= PROBLEM =
Write out all of the entries exactly, please.

## BEGIN DATA EXTRACT

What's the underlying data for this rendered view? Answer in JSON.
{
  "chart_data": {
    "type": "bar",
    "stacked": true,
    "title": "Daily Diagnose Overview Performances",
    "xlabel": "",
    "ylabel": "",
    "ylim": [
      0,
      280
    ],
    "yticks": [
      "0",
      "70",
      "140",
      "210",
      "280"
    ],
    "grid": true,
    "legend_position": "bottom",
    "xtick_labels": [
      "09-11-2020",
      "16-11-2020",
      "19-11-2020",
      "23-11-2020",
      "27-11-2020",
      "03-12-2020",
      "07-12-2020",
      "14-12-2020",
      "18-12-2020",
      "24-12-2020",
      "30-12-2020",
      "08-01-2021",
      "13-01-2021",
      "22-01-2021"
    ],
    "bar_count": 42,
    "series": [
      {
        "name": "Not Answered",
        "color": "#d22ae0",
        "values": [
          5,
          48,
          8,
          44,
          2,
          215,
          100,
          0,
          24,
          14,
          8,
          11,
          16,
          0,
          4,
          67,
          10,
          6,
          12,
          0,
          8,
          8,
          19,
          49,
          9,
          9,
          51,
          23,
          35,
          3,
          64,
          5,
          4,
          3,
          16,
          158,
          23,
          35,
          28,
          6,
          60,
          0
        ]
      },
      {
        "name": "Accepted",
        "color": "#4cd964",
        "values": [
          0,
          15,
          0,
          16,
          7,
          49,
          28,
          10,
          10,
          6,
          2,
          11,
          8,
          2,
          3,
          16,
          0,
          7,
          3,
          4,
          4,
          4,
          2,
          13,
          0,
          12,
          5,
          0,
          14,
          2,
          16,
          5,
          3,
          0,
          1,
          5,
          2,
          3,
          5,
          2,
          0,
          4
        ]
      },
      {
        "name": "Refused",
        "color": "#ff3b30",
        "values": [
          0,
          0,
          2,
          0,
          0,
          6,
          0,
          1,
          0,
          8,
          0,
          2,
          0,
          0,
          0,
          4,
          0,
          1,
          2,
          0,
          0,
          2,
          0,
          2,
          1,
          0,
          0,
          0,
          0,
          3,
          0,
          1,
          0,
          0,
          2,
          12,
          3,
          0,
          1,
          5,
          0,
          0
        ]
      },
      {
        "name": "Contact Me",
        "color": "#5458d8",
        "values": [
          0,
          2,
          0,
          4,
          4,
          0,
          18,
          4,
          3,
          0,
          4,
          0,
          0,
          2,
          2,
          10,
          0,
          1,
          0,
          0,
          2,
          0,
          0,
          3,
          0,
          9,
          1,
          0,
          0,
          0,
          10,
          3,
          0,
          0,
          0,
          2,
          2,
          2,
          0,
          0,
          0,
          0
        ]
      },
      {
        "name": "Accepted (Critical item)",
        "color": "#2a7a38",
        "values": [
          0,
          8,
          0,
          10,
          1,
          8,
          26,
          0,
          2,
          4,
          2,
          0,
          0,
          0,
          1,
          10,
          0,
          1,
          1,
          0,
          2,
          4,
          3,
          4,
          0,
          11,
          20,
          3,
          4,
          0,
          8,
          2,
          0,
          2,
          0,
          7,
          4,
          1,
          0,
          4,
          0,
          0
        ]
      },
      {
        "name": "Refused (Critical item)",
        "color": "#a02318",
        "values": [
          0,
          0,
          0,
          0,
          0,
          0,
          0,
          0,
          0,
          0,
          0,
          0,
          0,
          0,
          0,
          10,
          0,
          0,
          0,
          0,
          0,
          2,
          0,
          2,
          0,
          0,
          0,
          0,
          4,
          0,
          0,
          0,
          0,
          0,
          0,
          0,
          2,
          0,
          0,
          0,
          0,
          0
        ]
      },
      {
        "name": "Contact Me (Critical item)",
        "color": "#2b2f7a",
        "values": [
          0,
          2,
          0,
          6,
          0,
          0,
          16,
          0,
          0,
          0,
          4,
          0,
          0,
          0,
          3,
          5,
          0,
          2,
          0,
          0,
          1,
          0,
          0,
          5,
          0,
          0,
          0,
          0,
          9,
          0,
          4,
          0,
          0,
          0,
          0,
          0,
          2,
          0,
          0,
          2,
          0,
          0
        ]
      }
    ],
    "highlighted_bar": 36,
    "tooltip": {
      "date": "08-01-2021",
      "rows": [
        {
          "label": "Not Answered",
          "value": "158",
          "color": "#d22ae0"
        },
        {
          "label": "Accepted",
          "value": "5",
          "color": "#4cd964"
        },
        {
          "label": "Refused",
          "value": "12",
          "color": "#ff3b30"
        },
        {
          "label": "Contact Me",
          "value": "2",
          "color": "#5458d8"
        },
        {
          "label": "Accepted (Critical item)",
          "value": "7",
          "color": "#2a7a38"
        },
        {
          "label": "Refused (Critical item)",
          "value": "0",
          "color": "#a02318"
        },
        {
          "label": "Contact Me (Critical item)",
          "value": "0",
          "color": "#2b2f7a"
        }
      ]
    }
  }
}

## END DATA EXTRACT

= ANSWER TO THE PROBLEM =
What's the underlying data for this rendered view? Answer in JSON.
{
  "chart_data": {
    "type": "bar",
    "stacked": true,
    "title": "Daily Diagnose Overview Performances",
    "xlabel": "",
    "ylabel": "",
    "ylim": [
      0,
      280
    ],
    "yticks": [
      "0",
      "70",
      "140",
      "210",
      "280"
    ],
    "grid": true,
    "legend_position": "bottom",
    "xtick_labels": [
      "09-11-2020",
      "16-11-2020",
      "19-11-2020",
      "23-11-2020",
      "27-11-2020",
      "03-12-2020",
      "07-12-2020",
      "14-12-2020",
      "18-12-2020",
      "24-12-2020",
      "30-12-2020",
      "08-01-2021",
      "13-01-2021",
      "22-01-2021"
    ],
    "bar_count": 42,
    "series": [
      {
        "name": "Not Answered",
        "color": "#d22ae0",
        "values": [
          5,
          48,
          8,
          44,
          2,
          215,
          100,
          0,
          24,
          14,
          8,
          11,
          16,
          0,
          4,
          67,
          10,
          6,
          12,
          0,
          8,
          8,
          19,
          49,
          9,
          9,
          51,
          23,
          35,
          3,
          64,
          5,
          4,
          3,
          16,
          158,
          23,
          35,
          28,
          6,
          60,
          0
        ]
      },
      {
        "name": "Accepted",
        "color": "#4cd964",
        "values": [
          0,
          15,
          0,
          16,
          7,
          49,
          28,
          10,
          10,
          6,
          2,
          11,
          8,
          2,
          3,
          16,
          0,
          7,
          3,
          4,
          4,
          4,
          2,
          13,
          0,
          12,
          5,
          0,
          14,
          2,
          16,
          5,
          3,
          0,
          1,
          5,
          2,
          3,
          5,
          2,
          0,
          4
        ]
      },
      {
        "name": "Refused",
        "color": "#ff3b30",
        "values": [
          0,
          0,
          2,
          0,
          0,
          6,
          0,
          1,
          0,
          8,
          0,
          2,
          0,
          0,
          0,
          4,
          0,
          1,
          2,
          0,
          0,
          2,
          0,
          2,
          1,
          0,
          0,
          0,
          0,
          3,
          0,
          1,
          0,
          0,
          2,
          12,
          3,
          0,
          1,
          5,
          0,
          0
        ]
      },
      {
        "name": "Contact Me",
        "color": "#5458d8",
        "values": [
          0,
          2,
          0,
          4,
          4,
          0,
          18,
          4,
          3,
          0,
          4,
          0,
          0,
          2,
          2,
          10,
          0,
          1,
          0,
          0,
          2,
          0,
          0,
          3,
          0,
          9,
          1,
          0,
          0,
          0,
          10,
          3,
          0,
          0,
          0,
          2,
          2,
          2,
          0,
          0,
          0,
          0
        ]
      },
      {
        "name": "Accepted (Critical item)",
        "color": "#2a7a38",
        "values": [
          0,
          8,
          0,
          10,
          1,
          8,
          26,
          0,
          2,
          4,
          2,
          0,
          0,
          0,
          1,
          10,
          0,
          1,
          1,
          0,
          2,
          4,
          3,
          4,
          0,
          11,
          20,
          3,
          4,
          0,
          8,
          2,
          0,
          2,
          0,
          7,
          4,
          1,
          0,
          4,
          0,
          0
        ]
      },
      {
        "name": "Refused (Critical item)",
        "color": "#a02318",
        "values": [
          0,
          0,
          0,
          0,
          0,
          0,
          0,
          0,
          0,
          0,
          0,
          0,
          0,
          0,
          0,
          10,
          0,
          0,
          0,
          0,
          0,
          2,
          0,
          2,
          0,
          0,
          0,
          0,
          4,
          0,
          0,
          0,
          0,
          0,
          0,
          0,
          2,
          0,
          0,
          0,
          0,
          0
        ]
      },
      {
        "name": "Contact Me (Critical item)",
        "color": "#2b2f7a",
        "values": [
          0,
          2,
          0,
          6,
          0,
          0,
          16,
          0,
          0,
          0,
          4,
          0,
          0,
          0,
          3,
          5,
          0,
          2,
          0,
          0,
          1,
          0,
          0,
          5,
          0,
          0,
          0,
          0,
          9,
          0,
          4,
          0,
          0,
          0,
          0,
          0,
          2,
          0,
          0,
          2,
          0,
          0
        ]
      }
    ],
    "highlighted_bar": 36,
    "tooltip": {
      "date": "08-01-2021",
      "rows": [
        {
          "label": "Not Answered",
          "value": "158",
          "color": "#d22ae0"
        },
        {
          "label": "Accepted",
          "value": "5",
          "color": "#4cd964"
        },
        {
          "label": "Refused",
          "value": "12",
          "color": "#ff3b30"
        },
        {
          "label": "Contact Me",
          "value": "2",
          "color": "#5458d8"
        },
        {
          "label": "Accepted (Critical item)",
          "value": "7",
          "color": "#2a7a38"
        },
        {
          "label": "Refused (Critical item)",
          "value": "0",
          "color": "#a02318"
        },
        {
          "label": "Contact Me (Critical item)",
          "value": "0",
          "color": "#2b2f7a"
        }
      ]
    }
  }
}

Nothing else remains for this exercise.